• WORK INSTRUCTIONS: Leave every picture out and write out the records below exactly.

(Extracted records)
^^^^

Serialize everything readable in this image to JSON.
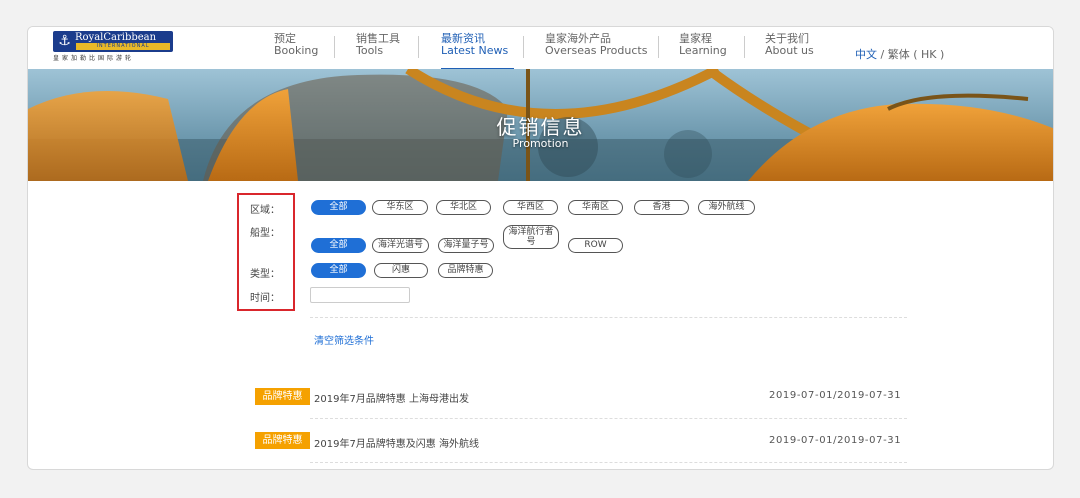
{
  "logo": {
    "brand": "RoyalCaribbean",
    "intl": "INTERNATIONAL",
    "cn": "皇家加勒比国际游轮"
  },
  "nav": [
    {
      "cn": "预定",
      "en": "Booking"
    },
    {
      "cn": "销售工具",
      "en": "Tools"
    },
    {
      "cn": "最新资讯",
      "en": "Latest News"
    },
    {
      "cn": "皇家海外产品",
      "en": "Overseas Products"
    },
    {
      "cn": "皇家程",
      "en": "Learning"
    },
    {
      "cn": "关于我们",
      "en": "About us"
    }
  ],
  "lang": {
    "current": "中文",
    "sep": " / ",
    "other": "繁体 ( HK )"
  },
  "banner": {
    "title": "促销信息",
    "subtitle": "Promotion"
  },
  "filters": {
    "region_label": "区域：",
    "ship_label": "船型：",
    "type_label": "类型：",
    "time_label": "时间：",
    "regions": [
      "全部",
      "华东区",
      "华北区",
      "华西区",
      "华南区",
      "香港",
      "海外航线"
    ],
    "ships": [
      "全部",
      "海洋光谱号",
      "海洋量子号",
      "海洋航行者",
      "号",
      "ROW"
    ],
    "types": [
      "全部",
      "闪惠",
      "品牌特惠"
    ]
  },
  "clear_label": "清空筛选条件",
  "rows": [
    {
      "tag": "品牌特惠",
      "title": "2019年7月品牌特惠 上海母港出发",
      "date": "2019-07-01/2019-07-31"
    },
    {
      "tag": "品牌特惠",
      "title": "2019年7月品牌特惠及闪惠 海外航线",
      "date": "2019-07-01/2019-07-31"
    }
  ],
  "colors": {
    "brand_blue": "#1b3c8c",
    "accent_blue": "#1f6fd6",
    "tag_orange": "#f5a100",
    "highlight_red": "#d9262c"
  }
}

^^^^

• EXERCISE RESPONSE:
Serialize everything readable in this image to JSON.
{
  "logo": {
    "brand": "RoyalCaribbean",
    "intl": "INTERNATIONAL",
    "cn": "皇家加勒比国际游轮"
  },
  "nav": [
    {
      "cn": "预定",
      "en": "Booking"
    },
    {
      "cn": "销售工具",
      "en": "Tools"
    },
    {
      "cn": "最新资讯",
      "en": "Latest News"
    },
    {
      "cn": "皇家海外产品",
      "en": "Overseas Products"
    },
    {
      "cn": "皇家程",
      "en": "Learning"
    },
    {
      "cn": "关于我们",
      "en": "About us"
    }
  ],
  "lang": {
    "current": "中文",
    "sep": " / ",
    "other": "繁体 ( HK )"
  },
  "banner": {
    "title": "促销信息",
    "subtitle": "Promotion"
  },
  "filters": {
    "region_label": "区域：",
    "ship_label": "船型：",
    "type_label": "类型：",
    "time_label": "时间：",
    "regions": [
      "全部",
      "华东区",
      "华北区",
      "华西区",
      "华南区",
      "香港",
      "海外航线"
    ],
    "ships": [
      "全部",
      "海洋光谱号",
      "海洋量子号",
      "海洋航行者",
      "号",
      "ROW"
    ],
    "types": [
      "全部",
      "闪惠",
      "品牌特惠"
    ]
  },
  "clear_label": "清空筛选条件",
  "rows": [
    {
      "tag": "品牌特惠",
      "title": "2019年7月品牌特惠 上海母港出发",
      "date": "2019-07-01/2019-07-31"
    },
    {
      "tag": "品牌特惠",
      "title": "2019年7月品牌特惠及闪惠 海外航线",
      "date": "2019-07-01/2019-07-31"
    }
  ],
  "colors": {
    "brand_blue": "#1b3c8c",
    "accent_blue": "#1f6fd6",
    "tag_orange": "#f5a100",
    "highlight_red": "#d9262c"
  }
}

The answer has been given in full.